_Document text_
Materials & references

📘

Textbook

Coulouris et al., Distributed Systems: Concepts & Design, 5th ed., Pearson, 2012

🐇

RabbitMQ Tutorials

Work Queue tutorial for Blog Post 3 — complete all six getting-started examples

Java RPC (JAX-WS)

Reference for Programming Exercise E1 — HelloWorld JAX-WS RPC-style web service

🔗

Java RMI (Baeldung)

Reference for Programming Exercise E2 — comprehensive Java RMI tutorial with working examples

☁️

Azure Cloud Project

Reference article for the Final Project — cloud infrastructure architecture to implement in Azure

🔷

ARM Templates

Azure Resource Manager Templates — official docs for the infrastructure-as-code deliverable required by the Final Project

💻

Course GitHub

Lecture code examples, UDP/TCP Java implementations, and supplementary material

☁️

Kubernetes Docs

Official documentation for container orchestration concepts from Lecture 06

Module Information

SENG 41283 — Distributed & Cloud Computing is delivered by Eng. Dr. Tiroshan Madushanka of the Department of Software Engineering, University of Kelaniya. The module is taught in Year 4, Semester 1 of the BSc (Hons) Software Engineering degree programme.

The module follows Coulouris, Dollimore, Kindberg & Blair, Distributed Systems: Concepts and Design (5th ed., Pearson, 2012) with supplementary notes for Lectures 06, 11, and 12. Students complement lectures with individual reading and practical blog writing exercises published on Medium.

Pre-requisites: SENG 21283 Computer Networks, SENG 21213 Computer Architecture and Operating Systems, SENG 21223 Object-Oriented Programming. Students are expected to be comfortable with Java and basic networking concepts before starting this module.

Academic integrity: All blog posts and programming exercises are checked for plagiarism using automated tools. Self-plagiarism (reusing your own earlier submissions) is also penalised. Articles should be written as if for a technically literate developer audience, not as a lecture summary.

Contact: Office hours by appointment. Please use the University LMS for all submission links, announcements, and assignment briefs. Grade feedback is released via the LMS within two weeks of each submission deadline.

Additional reading: For replication and consistency, Lamport's "Time, Clocks, and the Ordering of Events in a Distributed System" (1978) and the Google Spanner paper (2012) are excellent. For security, RFC 5246 (TLS 1.2) is directly relevant to Lectures 08 and 11. For microservices, Martin Fowler's microservices.io provides practitioner patterns that complement Lecture 06.

Software to install: Java JDK 8+ for programming exercises; Docker Desktop and kubectl for Kubernetes experiments; RabbitMQ with the management plugin for Blog Post 3; Wireshark to observe UDP and TCP behaviour first-hand during Lectures 03 and 04.

_Exercise tasks_
1. Name each piece of software that the module materials text says students should install.
2. Write out everything in the module materials text from "The module follows" down to "published on Medium.", word for word.

Bounding box prediction data:
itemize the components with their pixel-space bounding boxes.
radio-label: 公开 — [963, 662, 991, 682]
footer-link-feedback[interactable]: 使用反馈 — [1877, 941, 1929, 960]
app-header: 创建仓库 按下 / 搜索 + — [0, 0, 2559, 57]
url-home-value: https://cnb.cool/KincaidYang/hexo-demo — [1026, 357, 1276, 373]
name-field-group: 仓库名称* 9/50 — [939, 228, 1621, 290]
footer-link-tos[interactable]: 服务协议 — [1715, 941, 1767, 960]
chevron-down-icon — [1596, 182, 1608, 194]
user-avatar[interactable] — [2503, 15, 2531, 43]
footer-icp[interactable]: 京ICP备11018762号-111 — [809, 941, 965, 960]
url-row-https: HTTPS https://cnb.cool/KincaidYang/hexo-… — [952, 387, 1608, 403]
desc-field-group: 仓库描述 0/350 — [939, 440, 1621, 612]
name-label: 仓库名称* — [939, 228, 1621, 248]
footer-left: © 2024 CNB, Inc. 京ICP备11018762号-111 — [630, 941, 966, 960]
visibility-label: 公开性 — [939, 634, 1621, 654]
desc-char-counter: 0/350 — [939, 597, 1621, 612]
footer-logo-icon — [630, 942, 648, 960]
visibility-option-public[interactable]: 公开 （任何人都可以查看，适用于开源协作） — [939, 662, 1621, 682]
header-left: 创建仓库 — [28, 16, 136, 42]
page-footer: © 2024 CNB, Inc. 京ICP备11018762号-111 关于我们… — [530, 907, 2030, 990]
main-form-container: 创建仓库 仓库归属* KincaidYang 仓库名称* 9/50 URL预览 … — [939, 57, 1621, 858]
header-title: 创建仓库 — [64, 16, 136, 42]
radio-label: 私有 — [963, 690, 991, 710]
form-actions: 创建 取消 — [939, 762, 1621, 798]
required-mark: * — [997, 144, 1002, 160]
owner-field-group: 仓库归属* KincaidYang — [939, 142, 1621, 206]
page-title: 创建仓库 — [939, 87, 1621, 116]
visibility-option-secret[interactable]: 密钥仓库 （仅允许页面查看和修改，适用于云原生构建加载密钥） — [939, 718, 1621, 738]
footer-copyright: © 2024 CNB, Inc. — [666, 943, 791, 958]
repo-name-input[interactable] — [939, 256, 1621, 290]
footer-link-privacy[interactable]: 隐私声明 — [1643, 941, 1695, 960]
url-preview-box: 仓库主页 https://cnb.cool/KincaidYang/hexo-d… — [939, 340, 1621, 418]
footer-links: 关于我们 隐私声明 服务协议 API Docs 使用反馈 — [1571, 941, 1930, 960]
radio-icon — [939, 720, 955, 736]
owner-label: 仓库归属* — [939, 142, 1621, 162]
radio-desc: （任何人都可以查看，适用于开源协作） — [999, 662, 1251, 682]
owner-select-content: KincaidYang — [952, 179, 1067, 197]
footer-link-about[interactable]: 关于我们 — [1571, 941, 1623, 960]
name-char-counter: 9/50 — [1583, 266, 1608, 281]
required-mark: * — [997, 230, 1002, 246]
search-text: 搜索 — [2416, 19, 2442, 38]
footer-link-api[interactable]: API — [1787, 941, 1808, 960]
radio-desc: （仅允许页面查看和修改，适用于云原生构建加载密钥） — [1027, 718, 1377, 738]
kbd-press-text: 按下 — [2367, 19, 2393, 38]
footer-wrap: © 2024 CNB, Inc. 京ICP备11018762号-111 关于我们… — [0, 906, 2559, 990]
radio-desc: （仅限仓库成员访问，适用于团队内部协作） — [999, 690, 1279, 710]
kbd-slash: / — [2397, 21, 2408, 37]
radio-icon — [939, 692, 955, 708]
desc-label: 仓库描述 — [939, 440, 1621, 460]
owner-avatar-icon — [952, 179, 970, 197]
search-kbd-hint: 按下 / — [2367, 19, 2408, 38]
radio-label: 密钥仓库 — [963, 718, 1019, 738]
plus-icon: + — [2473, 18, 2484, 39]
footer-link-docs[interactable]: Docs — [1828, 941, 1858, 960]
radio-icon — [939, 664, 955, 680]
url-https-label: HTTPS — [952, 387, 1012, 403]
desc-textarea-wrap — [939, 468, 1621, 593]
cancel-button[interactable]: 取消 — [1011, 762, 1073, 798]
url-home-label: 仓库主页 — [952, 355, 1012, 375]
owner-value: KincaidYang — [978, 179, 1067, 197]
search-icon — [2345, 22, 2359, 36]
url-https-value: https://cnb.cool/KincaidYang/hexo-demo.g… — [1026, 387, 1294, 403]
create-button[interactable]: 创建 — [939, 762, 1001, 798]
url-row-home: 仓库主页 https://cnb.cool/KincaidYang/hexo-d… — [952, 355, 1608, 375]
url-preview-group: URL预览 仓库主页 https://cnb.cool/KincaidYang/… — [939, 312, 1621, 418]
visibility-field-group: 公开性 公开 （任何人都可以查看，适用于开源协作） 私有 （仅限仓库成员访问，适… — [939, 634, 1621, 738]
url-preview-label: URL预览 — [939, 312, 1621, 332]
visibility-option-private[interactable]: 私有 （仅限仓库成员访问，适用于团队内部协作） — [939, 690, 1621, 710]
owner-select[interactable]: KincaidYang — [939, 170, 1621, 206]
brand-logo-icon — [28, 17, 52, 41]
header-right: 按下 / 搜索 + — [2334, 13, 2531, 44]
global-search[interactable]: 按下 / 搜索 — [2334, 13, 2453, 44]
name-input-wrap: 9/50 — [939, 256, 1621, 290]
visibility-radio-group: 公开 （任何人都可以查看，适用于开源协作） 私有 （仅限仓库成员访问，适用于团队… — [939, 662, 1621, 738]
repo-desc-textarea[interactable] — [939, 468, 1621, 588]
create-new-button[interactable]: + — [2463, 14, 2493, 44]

_Solutions_
1.
- Java JDK 8+
- Docker Desktop
- kubectl
- RabbitMQ with the management plugin
- Wireshark

2.
The module follows Coulouris, Dollimore, Kindberg & Blair, Distributed Systems: Concepts and Design (5th ed., Pearson, 2012) with supplementary notes for Lectures 06, 11, and 12. Students complement lectures with individual reading and practical blog writing exercises published on Medium.